**Task statement**:
Below are some records; retype all of them exactly.

**Provided records**:
begin

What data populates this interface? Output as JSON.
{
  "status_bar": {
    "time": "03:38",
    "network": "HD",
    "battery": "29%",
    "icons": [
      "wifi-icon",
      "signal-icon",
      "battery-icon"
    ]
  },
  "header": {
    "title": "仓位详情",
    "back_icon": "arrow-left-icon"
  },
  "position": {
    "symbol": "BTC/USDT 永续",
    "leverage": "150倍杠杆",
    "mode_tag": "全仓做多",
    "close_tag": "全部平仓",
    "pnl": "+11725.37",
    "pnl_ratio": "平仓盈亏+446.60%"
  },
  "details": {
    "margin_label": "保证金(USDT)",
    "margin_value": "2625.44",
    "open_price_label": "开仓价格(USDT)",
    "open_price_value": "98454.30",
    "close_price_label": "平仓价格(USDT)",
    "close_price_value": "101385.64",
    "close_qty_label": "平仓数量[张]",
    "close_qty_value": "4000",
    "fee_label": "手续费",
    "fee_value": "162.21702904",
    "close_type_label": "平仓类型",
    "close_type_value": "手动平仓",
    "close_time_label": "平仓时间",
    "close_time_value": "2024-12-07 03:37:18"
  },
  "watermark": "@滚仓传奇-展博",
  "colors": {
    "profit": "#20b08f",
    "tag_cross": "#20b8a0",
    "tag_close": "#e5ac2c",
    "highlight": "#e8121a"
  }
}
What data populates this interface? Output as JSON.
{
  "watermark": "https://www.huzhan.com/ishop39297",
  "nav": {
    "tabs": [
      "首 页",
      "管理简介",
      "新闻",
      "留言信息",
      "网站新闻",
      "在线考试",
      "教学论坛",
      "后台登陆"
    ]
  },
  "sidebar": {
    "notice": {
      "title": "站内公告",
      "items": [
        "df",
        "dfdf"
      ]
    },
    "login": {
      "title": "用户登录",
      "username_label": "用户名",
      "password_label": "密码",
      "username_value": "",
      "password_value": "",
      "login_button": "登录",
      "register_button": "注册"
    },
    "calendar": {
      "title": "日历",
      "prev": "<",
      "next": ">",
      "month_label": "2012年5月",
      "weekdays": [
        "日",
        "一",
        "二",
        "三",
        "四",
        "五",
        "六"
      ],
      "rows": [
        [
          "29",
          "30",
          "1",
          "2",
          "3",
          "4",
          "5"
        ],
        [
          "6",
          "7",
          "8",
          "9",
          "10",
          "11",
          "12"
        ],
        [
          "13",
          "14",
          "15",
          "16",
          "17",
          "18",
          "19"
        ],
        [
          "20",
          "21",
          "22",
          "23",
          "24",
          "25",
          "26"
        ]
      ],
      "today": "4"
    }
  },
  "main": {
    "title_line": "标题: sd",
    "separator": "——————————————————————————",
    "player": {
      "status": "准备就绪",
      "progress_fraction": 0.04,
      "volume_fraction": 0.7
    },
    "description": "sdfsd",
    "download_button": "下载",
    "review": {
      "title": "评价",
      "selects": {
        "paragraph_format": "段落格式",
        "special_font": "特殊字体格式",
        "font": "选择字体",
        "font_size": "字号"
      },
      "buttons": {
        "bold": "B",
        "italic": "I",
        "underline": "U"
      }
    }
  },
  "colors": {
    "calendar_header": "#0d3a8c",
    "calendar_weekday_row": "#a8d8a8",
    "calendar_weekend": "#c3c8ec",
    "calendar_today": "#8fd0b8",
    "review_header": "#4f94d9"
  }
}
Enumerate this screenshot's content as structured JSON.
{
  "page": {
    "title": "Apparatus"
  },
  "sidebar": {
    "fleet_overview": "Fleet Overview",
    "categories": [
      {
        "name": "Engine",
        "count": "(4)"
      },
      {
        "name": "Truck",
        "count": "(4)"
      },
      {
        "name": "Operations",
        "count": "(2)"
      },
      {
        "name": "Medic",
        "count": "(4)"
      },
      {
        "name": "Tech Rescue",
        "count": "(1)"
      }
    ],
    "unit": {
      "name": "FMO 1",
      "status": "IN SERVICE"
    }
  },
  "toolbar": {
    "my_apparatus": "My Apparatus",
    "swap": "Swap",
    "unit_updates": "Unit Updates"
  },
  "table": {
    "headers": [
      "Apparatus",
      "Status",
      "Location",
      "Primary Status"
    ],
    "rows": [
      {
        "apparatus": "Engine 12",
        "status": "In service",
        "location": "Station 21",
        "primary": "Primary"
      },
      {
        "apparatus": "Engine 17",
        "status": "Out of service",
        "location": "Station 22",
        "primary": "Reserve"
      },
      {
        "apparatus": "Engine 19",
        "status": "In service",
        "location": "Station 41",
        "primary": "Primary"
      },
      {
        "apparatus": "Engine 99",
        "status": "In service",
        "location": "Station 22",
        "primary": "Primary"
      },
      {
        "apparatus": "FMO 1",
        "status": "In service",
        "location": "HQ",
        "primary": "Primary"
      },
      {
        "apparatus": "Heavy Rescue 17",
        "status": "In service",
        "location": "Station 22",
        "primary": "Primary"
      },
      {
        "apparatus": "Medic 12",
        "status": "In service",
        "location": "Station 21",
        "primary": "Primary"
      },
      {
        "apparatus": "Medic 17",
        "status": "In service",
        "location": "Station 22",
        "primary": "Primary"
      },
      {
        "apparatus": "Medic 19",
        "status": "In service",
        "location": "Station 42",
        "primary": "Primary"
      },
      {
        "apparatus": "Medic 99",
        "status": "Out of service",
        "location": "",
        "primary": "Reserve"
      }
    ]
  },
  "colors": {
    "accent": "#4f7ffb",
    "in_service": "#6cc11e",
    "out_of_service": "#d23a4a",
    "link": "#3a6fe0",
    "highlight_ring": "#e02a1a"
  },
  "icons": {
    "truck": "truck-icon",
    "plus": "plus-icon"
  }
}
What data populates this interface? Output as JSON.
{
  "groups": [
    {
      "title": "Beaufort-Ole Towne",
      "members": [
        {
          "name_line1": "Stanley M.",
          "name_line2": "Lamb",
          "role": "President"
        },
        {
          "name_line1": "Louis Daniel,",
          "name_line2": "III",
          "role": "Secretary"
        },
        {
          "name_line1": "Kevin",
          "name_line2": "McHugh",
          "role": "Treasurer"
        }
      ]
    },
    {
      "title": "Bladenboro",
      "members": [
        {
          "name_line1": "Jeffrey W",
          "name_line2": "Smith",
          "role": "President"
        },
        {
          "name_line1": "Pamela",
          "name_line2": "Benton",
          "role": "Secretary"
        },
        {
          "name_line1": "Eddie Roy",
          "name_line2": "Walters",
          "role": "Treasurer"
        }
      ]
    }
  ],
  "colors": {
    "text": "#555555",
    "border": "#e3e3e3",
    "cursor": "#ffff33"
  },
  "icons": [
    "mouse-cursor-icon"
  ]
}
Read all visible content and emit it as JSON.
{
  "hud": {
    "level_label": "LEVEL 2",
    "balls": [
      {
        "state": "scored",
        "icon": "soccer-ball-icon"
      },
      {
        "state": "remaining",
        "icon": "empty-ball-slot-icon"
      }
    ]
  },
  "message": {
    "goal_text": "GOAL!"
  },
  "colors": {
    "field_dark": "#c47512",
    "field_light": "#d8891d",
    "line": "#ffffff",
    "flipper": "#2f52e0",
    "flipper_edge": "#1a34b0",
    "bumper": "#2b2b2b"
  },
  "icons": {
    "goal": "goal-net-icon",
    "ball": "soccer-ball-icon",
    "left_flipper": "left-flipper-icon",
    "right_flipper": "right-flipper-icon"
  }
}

end

**Result below**:
What data populates this interface? Output as JSON.
{
  "status_bar": {
    "time": "03:38",
    "network": "HD",
    "battery": "29%",
    "icons": [
      "wifi-icon",
      "signal-icon",
      "battery-icon"
    ]
  },
  "header": {
    "title": "仓位详情",
    "back_icon": "arrow-left-icon"
  },
  "position": {
    "symbol": "BTC/USDT 永续",
    "leverage": "150倍杠杆",
    "mode_tag": "全仓做多",
    "close_tag": "全部平仓",
    "pnl": "+11725.37",
    "pnl_ratio": "平仓盈亏+446.60%"
  },
  "details": {
    "margin_label": "保证金(USDT)",
    "margin_value": "2625.44",
    "open_price_label": "开仓价格(USDT)",
    "open_price_value": "98454.30",
    "close_price_label": "平仓价格(USDT)",
    "close_price_value": "101385.64",
    "close_qty_label": "平仓数量[张]",
    "close_qty_value": "4000",
    "fee_label": "手续费",
    "fee_value": "162.21702904",
    "close_type_label": "平仓类型",
    "close_type_value": "手动平仓",
    "close_time_label": "平仓时间",
    "close_time_value": "2024-12-07 03:37:18"
  },
  "watermark": "@滚仓传奇-展博",
  "colors": {
    "profit": "#20b08f",
    "tag_cross": "#20b8a0",
    "tag_close": "#e5ac2c",
    "highlight": "#e8121a"
  }
}
What data populates this interface? Output as JSON.
{
  "watermark": "https://www.huzhan.com/ishop39297",
  "nav": {
    "tabs": [
      "首 页",
      "管理简介",
      "新闻",
      "留言信息",
      "网站新闻",
      "在线考试",
      "教学论坛",
      "后台登陆"
    ]
  },
  "sidebar": {
    "notice": {
      "title": "站内公告",
      "items": [
        "df",
        "dfdf"
      ]
    },
    "login": {
      "title": "用户登录",
      "username_label": "用户名",
      "password_label": "密码",
      "username_value": "",
      "password_value": "",
      "login_button": "登录",
      "register_button": "注册"
    },
    "calendar": {
      "title": "日历",
      "prev": "<",
      "next": ">",
      "month_label": "2012年5月",
      "weekdays": [
        "日",
        "一",
        "二",
        "三",
        "四",
        "五",
        "六"
      ],
      "rows": [
        [
          "29",
          "30",
          "1",
          "2",
          "3",
          "4",
          "5"
        ],
        [
          "6",
          "7",
          "8",
          "9",
          "10",
          "11",
          "12"
        ],
        [
          "13",
          "14",
          "15",
          "16",
          "17",
          "18",
          "19"
        ],
        [
          "20",
          "21",
          "22",
          "23",
          "24",
          "25",
          "26"
        ]
      ],
      "today": "4"
    }
  },
  "main": {
    "title_line": "标题: sd",
    "separator": "——————————————————————————",
    "player": {
      "status": "准备就绪",
      "progress_fraction": 0.04,
      "volume_fraction": 0.7
    },
    "description": "sdfsd",
    "download_button": "下载",
    "review": {
      "title": "评价",
      "selects": {
        "paragraph_format": "段落格式",
        "special_font": "特殊字体格式",
        "font": "选择字体",
        "font_size": "字号"
      },
      "buttons": {
        "bold": "B",
        "italic": "I",
        "underline": "U"
      }
    }
  },
  "colors": {
    "calendar_header": "#0d3a8c",
    "calendar_weekday_row": "#a8d8a8",
    "calendar_weekend": "#c3c8ec",
    "calendar_today": "#8fd0b8",
    "review_header": "#4f94d9"
  }
}
Enumerate this screenshot's content as structured JSON.
{
  "page": {
    "title": "Apparatus"
  },
  "sidebar": {
    "fleet_overview": "Fleet Overview",
    "categories": [
      {
        "name": "Engine",
        "count": "(4)"
      },
      {
        "name": "Truck",
        "count": "(4)"
      },
      {
        "name": "Operations",
        "count": "(2)"
      },
      {
        "name": "Medic",
        "count": "(4)"
      },
      {
        "name": "Tech Rescue",
        "count": "(1)"
      }
    ],
    "unit": {
      "name": "FMO 1",
      "status": "IN SERVICE"
    }
  },
  "toolbar": {
    "my_apparatus": "My Apparatus",
    "swap": "Swap",
    "unit_updates": "Unit Updates"
  },
  "table": {
    "headers": [
      "Apparatus",
      "Status",
      "Location",
      "Primary Status"
    ],
    "rows": [
      {
        "apparatus": "Engine 12",
        "status": "In service",
        "location": "Station 21",
        "primary": "Primary"
      },
      {
        "apparatus": "Engine 17",
        "status": "Out of service",
        "location": "Station 22",
        "primary": "Reserve"
      },
      {
        "apparatus": "Engine 19",
        "status": "In service",
        "location": "Station 41",
        "primary": "Primary"
      },
      {
        "apparatus": "Engine 99",
        "status": "In service",
        "location": "Station 22",
        "primary": "Primary"
      },
      {
        "apparatus": "FMO 1",
        "status": "In service",
        "location": "HQ",
        "primary": "Primary"
      },
      {
        "apparatus": "Heavy Rescue 17",
        "status": "In service",
        "location": "Station 22",
        "primary": "Primary"
      },
      {
        "apparatus": "Medic 12",
        "status": "In service",
        "location": "Station 21",
        "primary": "Primary"
      },
      {
        "apparatus": "Medic 17",
        "status": "In service",
        "location": "Station 22",
        "primary": "Primary"
      },
      {
        "apparatus": "Medic 19",
        "status": "In service",
        "location": "Station 42",
        "primary": "Primary"
      },
      {
        "apparatus": "Medic 99",
        "status": "Out of service",
        "location": "",
        "primary": "Reserve"
      }
    ]
  },
  "colors": {
    "accent": "#4f7ffb",
    "in_service": "#6cc11e",
    "out_of_service": "#d23a4a",
    "link": "#3a6fe0",
    "highlight_ring": "#e02a1a"
  },
  "icons": {
    "truck": "truck-icon",
    "plus": "plus-icon"
  }
}
What data populates this interface? Output as JSON.
{
  "groups": [
    {
      "title": "Beaufort-Ole Towne",
      "members": [
        {
          "name_line1": "Stanley M.",
          "name_line2": "Lamb",
          "role": "President"
        },
        {
          "name_line1": "Louis Daniel,",
          "name_line2": "III",
          "role": "Secretary"
        },
        {
          "name_line1": "Kevin",
          "name_line2": "McHugh",
          "role": "Treasurer"
        }
      ]
    },
    {
      "title": "Bladenboro",
      "members": [
        {
          "name_line1": "Jeffrey W",
          "name_line2": "Smith",
          "role": "President"
        },
        {
          "name_line1": "Pamela",
          "name_line2": "Benton",
          "role": "Secretary"
        },
        {
          "name_line1": "Eddie Roy",
          "name_line2": "Walters",
          "role": "Treasurer"
        }
      ]
    }
  ],
  "colors": {
    "text": "#555555",
    "border": "#e3e3e3",
    "cursor": "#ffff33"
  },
  "icons": [
    "mouse-cursor-icon"
  ]
}
Read all visible content and emit it as JSON.
{
  "hud": {
    "level_label": "LEVEL 2",
    "balls": [
      {
        "state": "scored",
        "icon": "soccer-ball-icon"
      },
      {
        "state": "remaining",
        "icon": "empty-ball-slot-icon"
      }
    ]
  },
  "message": {
    "goal_text": "GOAL!"
  },
  "colors": {
    "field_dark": "#c47512",
    "field_light": "#d8891d",
    "line": "#ffffff",
    "flipper": "#2f52e0",
    "flipper_edge": "#1a34b0",
    "bumper": "#2b2b2b"
  },
  "icons": {
    "goal": "goal-net-icon",
    "ball": "soccer-ball-icon",
    "left_flipper": "left-flipper-icon",
    "right_flipper": "right-flipper-icon"
  }
}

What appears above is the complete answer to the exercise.